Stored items
[start]
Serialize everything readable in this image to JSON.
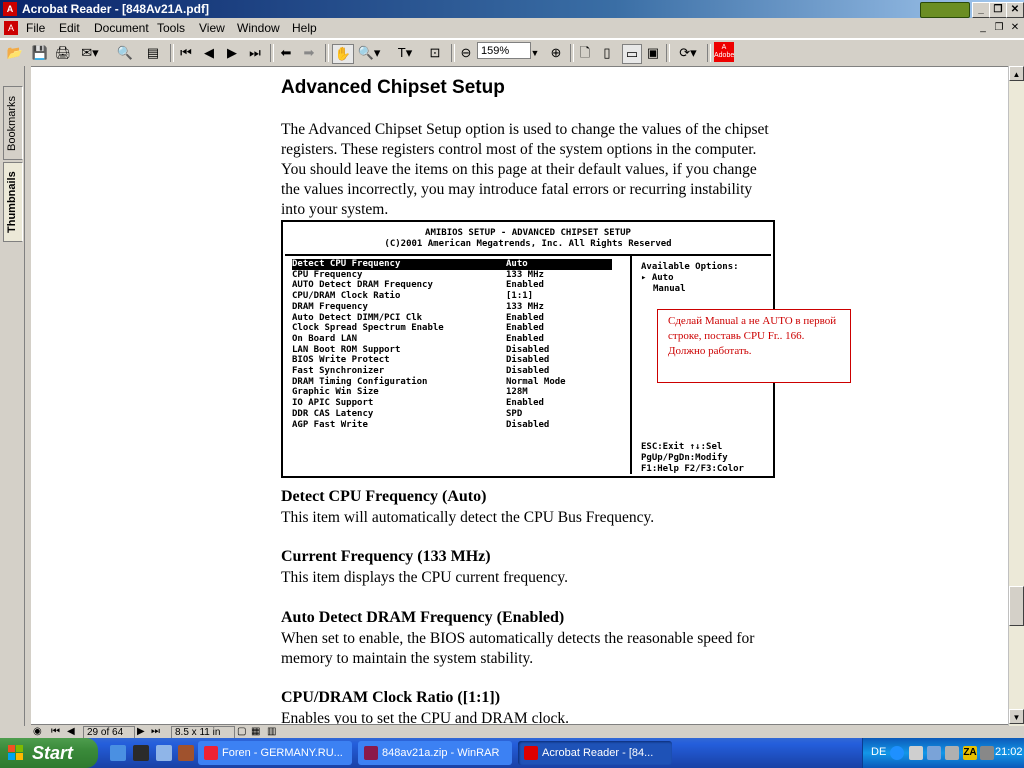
{
  "window": {
    "title": "Acrobat Reader - [848Av21A.pdf]"
  },
  "menu": [
    "File",
    "Edit",
    "Document",
    "Tools",
    "View",
    "Window",
    "Help"
  ],
  "toolbar": {
    "zoom": "159%"
  },
  "nav_tabs": {
    "bookmarks": "Bookmarks",
    "thumbnails": "Thumbnails"
  },
  "doc": {
    "heading": "Advanced Chipset Setup",
    "intro": "The Advanced Chipset Setup option is used to change the values of the chipset registers. These registers control most of the system options in the computer. You should leave the items on this page at their default values, if you change the values incorrectly, you may introduce fatal errors or recurring instability into your system.",
    "bios": {
      "header_line1": "AMIBIOS SETUP - ADVANCED CHIPSET SETUP",
      "header_line2": "(C)2001 American Megatrends, Inc. All Rights Reserved",
      "rows": [
        {
          "label": "Detect CPU Frequency",
          "value": "Auto"
        },
        {
          "label": "CPU Frequency",
          "value": "133 MHz"
        },
        {
          "label": "AUTO Detect DRAM Frequency",
          "value": "Enabled"
        },
        {
          "label": "CPU/DRAM Clock Ratio",
          "value": "[1:1]"
        },
        {
          "label": "DRAM Frequency",
          "value": "133 MHz"
        },
        {
          "label": "Auto Detect DIMM/PCI Clk",
          "value": "Enabled"
        },
        {
          "label": "Clock Spread Spectrum Enable",
          "value": "Enabled"
        },
        {
          "label": "On Board LAN",
          "value": "Enabled"
        },
        {
          "label": "LAN Boot ROM Support",
          "value": "Disabled"
        },
        {
          "label": "BIOS Write Protect",
          "value": "Disabled"
        },
        {
          "label": "Fast Synchronizer",
          "value": "Disabled"
        },
        {
          "label": "DRAM Timing Configuration",
          "value": "Normal Mode"
        },
        {
          "label": "Graphic Win Size",
          "value": "128M"
        },
        {
          "label": "IO APIC Support",
          "value": "Enabled"
        },
        {
          "label": "DDR CAS Latency",
          "value": "SPD"
        },
        {
          "label": "AGP Fast Write",
          "value": "Disabled"
        }
      ],
      "options_title": "Available Options:",
      "options": [
        "Auto",
        "Manual"
      ],
      "keys": [
        "ESC:Exit  ↑↓:Sel",
        "PgUp/PgDn:Modify",
        "F1:Help F2/F3:Color"
      ]
    },
    "annotation": "Сделай Manual а не AUTO в первой строке, поставь CPU Fr.. 166. Должно работать.",
    "sections": [
      {
        "title": "Detect CPU Frequency (Auto)",
        "text": "This item will automatically detect the CPU Bus Frequency."
      },
      {
        "title": "Current Frequency (133 MHz)",
        "text": "This item displays the CPU current frequency."
      },
      {
        "title": "Auto Detect DRAM Frequency (Enabled)",
        "text": "When set to enable, the BIOS automatically detects the reasonable speed for memory to maintain the system stability."
      },
      {
        "title": "CPU/DRAM Clock Ratio ([1:1])",
        "text": "Enables you to set the CPU and DRAM clock."
      }
    ]
  },
  "status": {
    "page": "29 of 64",
    "size": "8.5 x 11 in"
  },
  "taskbar": {
    "start": "Start",
    "tasks": [
      "Foren - GERMANY.RU...",
      "848av21a.zip - WinRAR",
      "Acrobat Reader - [84..."
    ],
    "lang": "DE",
    "clock": "21:02"
  },
  "colors": {
    "title_bar": "#0a246a",
    "taskbar": "#245edb",
    "start_button": "#3a8a3a",
    "annotation": "#cc0000"
  }
}
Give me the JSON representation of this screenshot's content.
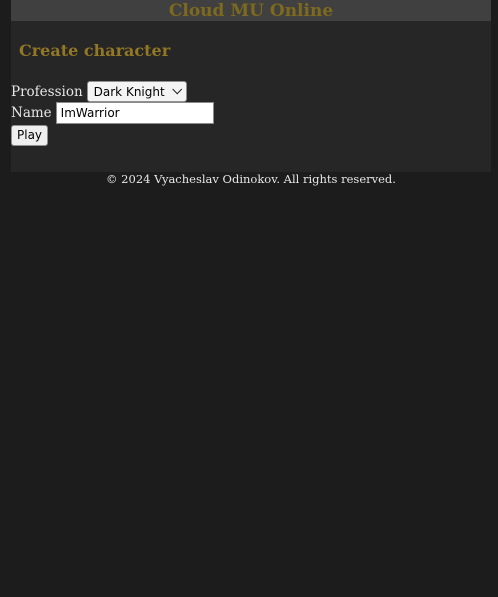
{
  "header": {
    "title": "Cloud MU Online"
  },
  "form": {
    "heading": "Create character",
    "profession_label": "Profession",
    "profession_value": "Dark Knight",
    "name_label": "Name",
    "name_value": "ImWarrior",
    "play_label": "Play"
  },
  "footer": {
    "copyright": "© 2024 Vyacheslav Odinokov. All rights reserved."
  },
  "colors": {
    "page_bg": "#1c1c1c",
    "panel_bg": "#262626",
    "header_bg": "#404040",
    "title_gold": "#7d6a1d",
    "heading_gold": "#927725"
  }
}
[end]
Reproduce all of the data exactly, omitting each picture it holds.

[REPLY TO THE EXERCISE]
Serialize everything readable in this image to JSON.
{
  "window": {
    "title": "Acrobat Reader - [848Av21A.pdf]"
  },
  "menu": [
    "File",
    "Edit",
    "Document",
    "Tools",
    "View",
    "Window",
    "Help"
  ],
  "toolbar": {
    "zoom": "159%"
  },
  "nav_tabs": {
    "bookmarks": "Bookmarks",
    "thumbnails": "Thumbnails"
  },
  "doc": {
    "heading": "Advanced Chipset Setup",
    "intro": "The Advanced Chipset Setup option is used to change the values of the chipset registers. These registers control most of the system options in the computer. You should leave the items on this page at their default values, if you change the values incorrectly, you may introduce fatal errors or recurring instability into your system.",
    "bios": {
      "header_line1": "AMIBIOS SETUP - ADVANCED CHIPSET SETUP",
      "header_line2": "(C)2001 American Megatrends, Inc. All Rights Reserved",
      "rows": [
        {
          "label": "Detect CPU Frequency",
          "value": "Auto"
        },
        {
          "label": "CPU Frequency",
          "value": "133 MHz"
        },
        {
          "label": "AUTO Detect DRAM Frequency",
          "value": "Enabled"
        },
        {
          "label": "CPU/DRAM Clock Ratio",
          "value": "[1:1]"
        },
        {
          "label": "DRAM Frequency",
          "value": "133 MHz"
        },
        {
          "label": "Auto Detect DIMM/PCI Clk",
          "value": "Enabled"
        },
        {
          "label": "Clock Spread Spectrum Enable",
          "value": "Enabled"
        },
        {
          "label": "On Board LAN",
          "value": "Enabled"
        },
        {
          "label": "LAN Boot ROM Support",
          "value": "Disabled"
        },
        {
          "label": "BIOS Write Protect",
          "value": "Disabled"
        },
        {
          "label": "Fast Synchronizer",
          "value": "Disabled"
        },
        {
          "label": "DRAM Timing Configuration",
          "value": "Normal Mode"
        },
        {
          "label": "Graphic Win Size",
          "value": "128M"
        },
        {
          "label": "IO APIC Support",
          "value": "Enabled"
        },
        {
          "label": "DDR CAS Latency",
          "value": "SPD"
        },
        {
          "label": "AGP Fast Write",
          "value": "Disabled"
        }
      ],
      "options_title": "Available Options:",
      "options": [
        "Auto",
        "Manual"
      ],
      "keys": [
        "ESC:Exit  ↑↓:Sel",
        "PgUp/PgDn:Modify",
        "F1:Help F2/F3:Color"
      ]
    },
    "annotation": "Сделай Manual а не AUTO в первой строке, поставь CPU Fr.. 166. Должно работать.",
    "sections": [
      {
        "title": "Detect CPU Frequency (Auto)",
        "text": "This item will automatically detect the CPU Bus Frequency."
      },
      {
        "title": "Current Frequency (133 MHz)",
        "text": "This item displays the CPU current frequency."
      },
      {
        "title": "Auto Detect DRAM Frequency (Enabled)",
        "text": "When set to enable, the BIOS automatically detects the reasonable speed for memory to maintain the system stability."
      },
      {
        "title": "CPU/DRAM Clock Ratio ([1:1])",
        "text": "Enables you to set the CPU and DRAM clock."
      }
    ]
  },
  "status": {
    "page": "29 of 64",
    "size": "8.5 x 11 in"
  },
  "taskbar": {
    "start": "Start",
    "tasks": [
      "Foren - GERMANY.RU...",
      "848av21a.zip - WinRAR",
      "Acrobat Reader - [84..."
    ],
    "lang": "DE",
    "clock": "21:02"
  },
  "colors": {
    "title_bar": "#0a246a",
    "taskbar": "#245edb",
    "start_button": "#3a8a3a",
    "annotation": "#cc0000"
  }
}
Give me the JSON representation of this screenshot's content.
{
  "header": {
    "title": "Cloud MU Online"
  },
  "form": {
    "heading": "Create character",
    "profession_label": "Profession",
    "profession_value": "Dark Knight",
    "name_label": "Name",
    "name_value": "ImWarrior",
    "play_label": "Play"
  },
  "footer": {
    "copyright": "© 2024 Vyacheslav Odinokov. All rights reserved."
  },
  "colors": {
    "page_bg": "#1c1c1c",
    "panel_bg": "#262626",
    "header_bg": "#404040",
    "title_gold": "#7d6a1d",
    "heading_gold": "#927725"
  }
}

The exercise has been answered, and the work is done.